Aim:
In the material below, count the lines with the word "ยบกระทรวงการต" and state that number only.

Start Records to use

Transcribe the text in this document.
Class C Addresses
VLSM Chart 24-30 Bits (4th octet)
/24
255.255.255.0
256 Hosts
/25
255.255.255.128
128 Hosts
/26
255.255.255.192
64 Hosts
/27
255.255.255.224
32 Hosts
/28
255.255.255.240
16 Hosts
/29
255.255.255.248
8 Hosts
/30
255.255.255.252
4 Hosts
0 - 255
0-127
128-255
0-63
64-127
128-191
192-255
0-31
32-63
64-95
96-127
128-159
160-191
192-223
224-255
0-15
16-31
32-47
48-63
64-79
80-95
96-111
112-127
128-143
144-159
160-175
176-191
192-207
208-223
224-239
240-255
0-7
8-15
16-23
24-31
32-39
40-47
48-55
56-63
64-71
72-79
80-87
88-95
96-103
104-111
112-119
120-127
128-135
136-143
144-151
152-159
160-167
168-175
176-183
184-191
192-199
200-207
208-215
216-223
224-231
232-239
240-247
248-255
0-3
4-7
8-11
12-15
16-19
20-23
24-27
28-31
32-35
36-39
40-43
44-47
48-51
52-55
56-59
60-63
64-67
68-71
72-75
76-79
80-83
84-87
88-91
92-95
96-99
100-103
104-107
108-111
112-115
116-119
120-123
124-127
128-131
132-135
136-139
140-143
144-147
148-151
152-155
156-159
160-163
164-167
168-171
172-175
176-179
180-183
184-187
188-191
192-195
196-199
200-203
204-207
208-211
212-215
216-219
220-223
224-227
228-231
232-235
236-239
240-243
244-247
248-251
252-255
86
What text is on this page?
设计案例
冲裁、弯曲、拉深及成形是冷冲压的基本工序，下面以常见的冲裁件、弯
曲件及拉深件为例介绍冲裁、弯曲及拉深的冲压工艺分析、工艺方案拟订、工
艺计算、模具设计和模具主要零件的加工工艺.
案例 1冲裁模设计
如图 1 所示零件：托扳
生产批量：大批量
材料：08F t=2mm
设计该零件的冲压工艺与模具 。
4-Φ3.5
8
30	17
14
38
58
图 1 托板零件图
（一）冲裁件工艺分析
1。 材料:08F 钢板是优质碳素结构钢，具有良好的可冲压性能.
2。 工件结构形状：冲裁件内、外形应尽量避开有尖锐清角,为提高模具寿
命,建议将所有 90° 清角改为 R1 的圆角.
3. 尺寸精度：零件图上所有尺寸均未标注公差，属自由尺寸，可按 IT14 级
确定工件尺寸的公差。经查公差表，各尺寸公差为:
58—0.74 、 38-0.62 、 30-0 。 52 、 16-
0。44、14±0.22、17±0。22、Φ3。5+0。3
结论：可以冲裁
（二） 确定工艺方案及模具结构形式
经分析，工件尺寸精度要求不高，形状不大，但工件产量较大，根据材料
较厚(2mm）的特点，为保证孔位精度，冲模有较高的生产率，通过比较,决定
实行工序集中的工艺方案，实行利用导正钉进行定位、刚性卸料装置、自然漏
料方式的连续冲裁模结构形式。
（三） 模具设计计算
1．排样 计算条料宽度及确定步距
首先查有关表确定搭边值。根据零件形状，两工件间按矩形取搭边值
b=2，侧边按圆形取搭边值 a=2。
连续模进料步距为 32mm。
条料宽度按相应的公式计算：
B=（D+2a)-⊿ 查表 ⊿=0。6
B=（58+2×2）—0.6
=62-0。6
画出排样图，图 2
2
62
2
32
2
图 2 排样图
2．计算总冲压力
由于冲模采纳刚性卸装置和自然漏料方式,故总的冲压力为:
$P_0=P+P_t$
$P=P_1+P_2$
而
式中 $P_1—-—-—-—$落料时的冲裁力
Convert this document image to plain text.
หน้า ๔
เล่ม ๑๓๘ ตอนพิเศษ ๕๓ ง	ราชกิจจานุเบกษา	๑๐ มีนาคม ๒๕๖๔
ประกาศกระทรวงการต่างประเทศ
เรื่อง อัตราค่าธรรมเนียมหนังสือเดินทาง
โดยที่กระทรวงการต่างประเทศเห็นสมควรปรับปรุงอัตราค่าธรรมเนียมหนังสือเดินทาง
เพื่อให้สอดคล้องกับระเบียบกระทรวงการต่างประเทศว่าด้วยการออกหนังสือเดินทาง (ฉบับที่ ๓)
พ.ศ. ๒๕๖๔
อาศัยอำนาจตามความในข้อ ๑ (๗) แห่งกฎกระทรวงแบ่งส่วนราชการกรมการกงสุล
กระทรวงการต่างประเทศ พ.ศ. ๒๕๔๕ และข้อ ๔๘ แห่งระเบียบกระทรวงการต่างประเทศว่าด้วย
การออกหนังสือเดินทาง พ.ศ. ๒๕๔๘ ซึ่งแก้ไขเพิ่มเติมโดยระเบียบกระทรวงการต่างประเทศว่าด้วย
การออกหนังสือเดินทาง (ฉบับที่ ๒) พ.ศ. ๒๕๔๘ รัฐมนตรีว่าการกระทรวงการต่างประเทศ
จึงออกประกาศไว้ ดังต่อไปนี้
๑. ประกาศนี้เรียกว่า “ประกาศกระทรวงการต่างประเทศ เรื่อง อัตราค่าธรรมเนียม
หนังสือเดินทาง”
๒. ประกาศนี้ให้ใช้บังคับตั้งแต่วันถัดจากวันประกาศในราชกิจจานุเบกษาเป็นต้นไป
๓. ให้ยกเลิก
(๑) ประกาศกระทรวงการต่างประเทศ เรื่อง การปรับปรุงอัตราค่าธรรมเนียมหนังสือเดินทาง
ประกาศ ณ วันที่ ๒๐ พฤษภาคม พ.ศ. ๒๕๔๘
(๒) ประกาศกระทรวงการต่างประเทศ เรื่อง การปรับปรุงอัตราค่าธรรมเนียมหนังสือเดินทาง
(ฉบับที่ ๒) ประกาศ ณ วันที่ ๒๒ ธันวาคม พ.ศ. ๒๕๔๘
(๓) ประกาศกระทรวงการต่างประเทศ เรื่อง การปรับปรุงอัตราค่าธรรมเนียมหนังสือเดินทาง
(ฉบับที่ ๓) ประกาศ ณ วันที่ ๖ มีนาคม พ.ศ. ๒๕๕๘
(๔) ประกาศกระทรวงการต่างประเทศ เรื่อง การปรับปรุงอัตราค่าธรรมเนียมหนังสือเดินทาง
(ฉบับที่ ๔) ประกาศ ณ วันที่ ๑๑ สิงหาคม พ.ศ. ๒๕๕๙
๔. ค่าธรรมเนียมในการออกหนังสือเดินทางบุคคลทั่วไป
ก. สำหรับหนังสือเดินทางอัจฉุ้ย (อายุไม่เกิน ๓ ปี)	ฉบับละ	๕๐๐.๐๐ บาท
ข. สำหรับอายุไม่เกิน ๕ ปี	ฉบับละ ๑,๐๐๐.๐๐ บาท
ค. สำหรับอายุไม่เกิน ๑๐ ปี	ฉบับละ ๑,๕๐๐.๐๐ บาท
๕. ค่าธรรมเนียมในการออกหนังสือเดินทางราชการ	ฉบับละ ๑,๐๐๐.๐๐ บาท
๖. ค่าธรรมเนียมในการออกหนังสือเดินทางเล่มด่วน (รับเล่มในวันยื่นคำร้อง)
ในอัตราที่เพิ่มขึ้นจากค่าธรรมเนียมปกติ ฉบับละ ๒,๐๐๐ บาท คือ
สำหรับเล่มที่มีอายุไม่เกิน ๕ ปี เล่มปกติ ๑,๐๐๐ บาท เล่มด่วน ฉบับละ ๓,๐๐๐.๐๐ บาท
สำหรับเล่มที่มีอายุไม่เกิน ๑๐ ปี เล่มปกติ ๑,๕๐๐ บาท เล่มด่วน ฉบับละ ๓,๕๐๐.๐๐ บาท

End Records to use

Full solution:
3